··· ENTRIES
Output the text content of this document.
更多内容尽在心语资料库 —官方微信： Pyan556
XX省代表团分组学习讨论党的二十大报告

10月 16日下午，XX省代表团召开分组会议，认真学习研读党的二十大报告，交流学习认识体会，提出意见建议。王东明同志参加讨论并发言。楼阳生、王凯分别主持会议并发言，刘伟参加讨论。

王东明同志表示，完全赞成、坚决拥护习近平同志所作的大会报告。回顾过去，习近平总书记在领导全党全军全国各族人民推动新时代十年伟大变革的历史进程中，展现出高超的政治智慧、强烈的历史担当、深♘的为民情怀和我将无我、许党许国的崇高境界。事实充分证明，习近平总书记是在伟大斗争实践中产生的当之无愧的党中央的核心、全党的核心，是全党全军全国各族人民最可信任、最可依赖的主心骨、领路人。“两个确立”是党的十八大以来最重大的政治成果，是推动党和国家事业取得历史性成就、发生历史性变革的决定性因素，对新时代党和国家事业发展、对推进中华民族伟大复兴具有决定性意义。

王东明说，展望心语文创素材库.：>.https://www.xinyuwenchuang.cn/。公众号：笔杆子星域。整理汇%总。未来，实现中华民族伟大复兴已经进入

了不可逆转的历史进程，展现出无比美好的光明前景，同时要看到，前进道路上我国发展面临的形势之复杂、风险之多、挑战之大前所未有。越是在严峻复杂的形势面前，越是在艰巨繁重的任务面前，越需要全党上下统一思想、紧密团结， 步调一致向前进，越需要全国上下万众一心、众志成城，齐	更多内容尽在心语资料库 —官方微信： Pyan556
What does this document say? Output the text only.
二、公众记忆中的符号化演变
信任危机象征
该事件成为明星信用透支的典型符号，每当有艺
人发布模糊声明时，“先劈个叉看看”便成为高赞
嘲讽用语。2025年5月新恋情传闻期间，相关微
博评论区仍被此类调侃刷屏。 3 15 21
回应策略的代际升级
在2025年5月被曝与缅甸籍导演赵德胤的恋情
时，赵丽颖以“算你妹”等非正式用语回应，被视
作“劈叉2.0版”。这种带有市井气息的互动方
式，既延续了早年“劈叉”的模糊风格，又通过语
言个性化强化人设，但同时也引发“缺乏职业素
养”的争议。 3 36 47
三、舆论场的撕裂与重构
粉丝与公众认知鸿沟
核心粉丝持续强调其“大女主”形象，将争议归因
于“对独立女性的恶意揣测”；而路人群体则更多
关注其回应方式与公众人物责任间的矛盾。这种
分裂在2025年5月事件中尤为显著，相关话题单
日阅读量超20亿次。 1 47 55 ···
······
:: WORK TO COMPLETE ::
All of the entries above must be quoted exactly.

:: FULL OUTPUT ::
Output the text content of this document.
更多内容尽在心语资料库 —官方微信： Pyan556
XX省代表团分组学习讨论党的二十大报告

10月 16日下午，XX省代表团召开分组会议，认真学习研读党的二十大报告，交流学习认识体会，提出意见建议。王东明同志参加讨论并发言。楼阳生、王凯分别主持会议并发言，刘伟参加讨论。

王东明同志表示，完全赞成、坚决拥护习近平同志所作的大会报告。回顾过去，习近平总书记在领导全党全军全国各族人民推动新时代十年伟大变革的历史进程中，展现出高超的政治智慧、强烈的历史担当、深♘的为民情怀和我将无我、许党许国的崇高境界。事实充分证明，习近平总书记是在伟大斗争实践中产生的当之无愧的党中央的核心、全党的核心，是全党全军全国各族人民最可信任、最可依赖的主心骨、领路人。“两个确立”是党的十八大以来最重大的政治成果，是推动党和国家事业取得历史性成就、发生历史性变革的决定性因素，对新时代党和国家事业发展、对推进中华民族伟大复兴具有决定性意义。

王东明说，展望心语文创素材库.：>.https://www.xinyuwenchuang.cn/。公众号：笔杆子星域。整理汇%总。未来，实现中华民族伟大复兴已经进入

了不可逆转的历史进程，展现出无比美好的光明前景，同时要看到，前进道路上我国发展面临的形势之复杂、风险之多、挑战之大前所未有。越是在严峻复杂的形势面前，越是在艰巨繁重的任务面前，越需要全党上下统一思想、紧密团结， 步调一致向前进，越需要全国上下万众一心、众志成城，齐	更多内容尽在心语资料库 —官方微信： Pyan556
What does this document say? Output the text only.
二、公众记忆中的符号化演变
信任危机象征
该事件成为明星信用透支的典型符号，每当有艺
人发布模糊声明时，“先劈个叉看看”便成为高赞
嘲讽用语。2025年5月新恋情传闻期间，相关微
博评论区仍被此类调侃刷屏。 3 15 21
回应策略的代际升级
在2025年5月被曝与缅甸籍导演赵德胤的恋情
时，赵丽颖以“算你妹”等非正式用语回应，被视
作“劈叉2.0版”。这种带有市井气息的互动方
式，既延续了早年“劈叉”的模糊风格，又通过语
言个性化强化人设，但同时也引发“缺乏职业素
养”的争议。 3 36 47
三、舆论场的撕裂与重构
粉丝与公众认知鸿沟
核心粉丝持续强调其“大女主”形象，将争议归因
于“对独立女性的恶意揣测”；而路人群体则更多
关注其回应方式与公众人物责任间的矛盾。这种
分裂在2025年5月事件中尤为显著，相关话题单
日阅读量超20亿次。 1 47 55 ···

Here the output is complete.